(begin)

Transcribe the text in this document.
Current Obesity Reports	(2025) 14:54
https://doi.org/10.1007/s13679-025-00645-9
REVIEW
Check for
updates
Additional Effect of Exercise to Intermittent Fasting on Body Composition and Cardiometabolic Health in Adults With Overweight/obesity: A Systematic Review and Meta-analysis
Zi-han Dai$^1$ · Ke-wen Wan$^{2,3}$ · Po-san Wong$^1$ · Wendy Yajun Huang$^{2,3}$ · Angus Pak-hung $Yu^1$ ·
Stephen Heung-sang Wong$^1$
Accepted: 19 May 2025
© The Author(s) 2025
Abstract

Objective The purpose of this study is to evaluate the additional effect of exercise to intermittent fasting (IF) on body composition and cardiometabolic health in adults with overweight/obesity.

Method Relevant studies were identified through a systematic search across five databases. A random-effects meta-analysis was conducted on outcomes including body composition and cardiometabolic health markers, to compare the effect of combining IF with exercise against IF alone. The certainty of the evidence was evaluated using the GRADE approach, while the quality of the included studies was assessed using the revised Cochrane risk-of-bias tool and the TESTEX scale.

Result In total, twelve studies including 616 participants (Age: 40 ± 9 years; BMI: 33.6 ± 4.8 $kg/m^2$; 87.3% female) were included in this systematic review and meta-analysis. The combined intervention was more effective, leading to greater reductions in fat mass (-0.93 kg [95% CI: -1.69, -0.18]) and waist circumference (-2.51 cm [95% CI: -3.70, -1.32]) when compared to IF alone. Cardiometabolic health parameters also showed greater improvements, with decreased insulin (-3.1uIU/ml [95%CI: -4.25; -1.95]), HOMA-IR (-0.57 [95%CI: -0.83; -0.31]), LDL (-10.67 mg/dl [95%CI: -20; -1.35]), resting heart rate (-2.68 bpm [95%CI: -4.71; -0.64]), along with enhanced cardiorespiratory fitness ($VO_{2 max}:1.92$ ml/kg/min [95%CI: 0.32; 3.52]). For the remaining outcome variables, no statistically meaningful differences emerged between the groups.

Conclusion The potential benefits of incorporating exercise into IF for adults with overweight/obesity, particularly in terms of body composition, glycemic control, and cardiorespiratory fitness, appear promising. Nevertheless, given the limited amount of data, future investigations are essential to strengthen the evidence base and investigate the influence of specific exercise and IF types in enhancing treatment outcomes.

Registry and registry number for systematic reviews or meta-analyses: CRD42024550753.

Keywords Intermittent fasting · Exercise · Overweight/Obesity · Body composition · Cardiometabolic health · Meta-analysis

(end)

Every entry should be printed again exactly as written.

_SOLUTION FOR THIS EXERCISE_
Transcribe the text in this document.
Current Obesity Reports	(2025) 14:54
https://doi.org/10.1007/s13679-025-00645-9
REVIEW
Check for
updates
Additional Effect of Exercise to Intermittent Fasting on Body Composition and Cardiometabolic Health in Adults With Overweight/obesity: A Systematic Review and Meta-analysis
Zi-han Dai$^1$ · Ke-wen Wan$^{2,3}$ · Po-san Wong$^1$ · Wendy Yajun Huang$^{2,3}$ · Angus Pak-hung $Yu^1$ ·
Stephen Heung-sang Wong$^1$
Accepted: 19 May 2025
© The Author(s) 2025
Abstract

Objective The purpose of this study is to evaluate the additional effect of exercise to intermittent fasting (IF) on body composition and cardiometabolic health in adults with overweight/obesity.

Method Relevant studies were identified through a systematic search across five databases. A random-effects meta-analysis was conducted on outcomes including body composition and cardiometabolic health markers, to compare the effect of combining IF with exercise against IF alone. The certainty of the evidence was evaluated using the GRADE approach, while the quality of the included studies was assessed using the revised Cochrane risk-of-bias tool and the TESTEX scale.

Result In total, twelve studies including 616 participants (Age: 40 ± 9 years; BMI: 33.6 ± 4.8 $kg/m^2$; 87.3% female) were included in this systematic review and meta-analysis. The combined intervention was more effective, leading to greater reductions in fat mass (-0.93 kg [95% CI: -1.69, -0.18]) and waist circumference (-2.51 cm [95% CI: -3.70, -1.32]) when compared to IF alone. Cardiometabolic health parameters also showed greater improvements, with decreased insulin (-3.1uIU/ml [95%CI: -4.25; -1.95]), HOMA-IR (-0.57 [95%CI: -0.83; -0.31]), LDL (-10.67 mg/dl [95%CI: -20; -1.35]), resting heart rate (-2.68 bpm [95%CI: -4.71; -0.64]), along with enhanced cardiorespiratory fitness ($VO_{2 max}:1.92$ ml/kg/min [95%CI: 0.32; 3.52]). For the remaining outcome variables, no statistically meaningful differences emerged between the groups.

Conclusion The potential benefits of incorporating exercise into IF for adults with overweight/obesity, particularly in terms of body composition, glycemic control, and cardiorespiratory fitness, appear promising. Nevertheless, given the limited amount of data, future investigations are essential to strengthen the evidence base and investigate the influence of specific exercise and IF types in enhancing treatment outcomes.

Registry and registry number for systematic reviews or meta-analyses: CRD42024550753.

Keywords Intermittent fasting · Exercise · Overweight/Obesity · Body composition · Cardiometabolic health · Meta-analysis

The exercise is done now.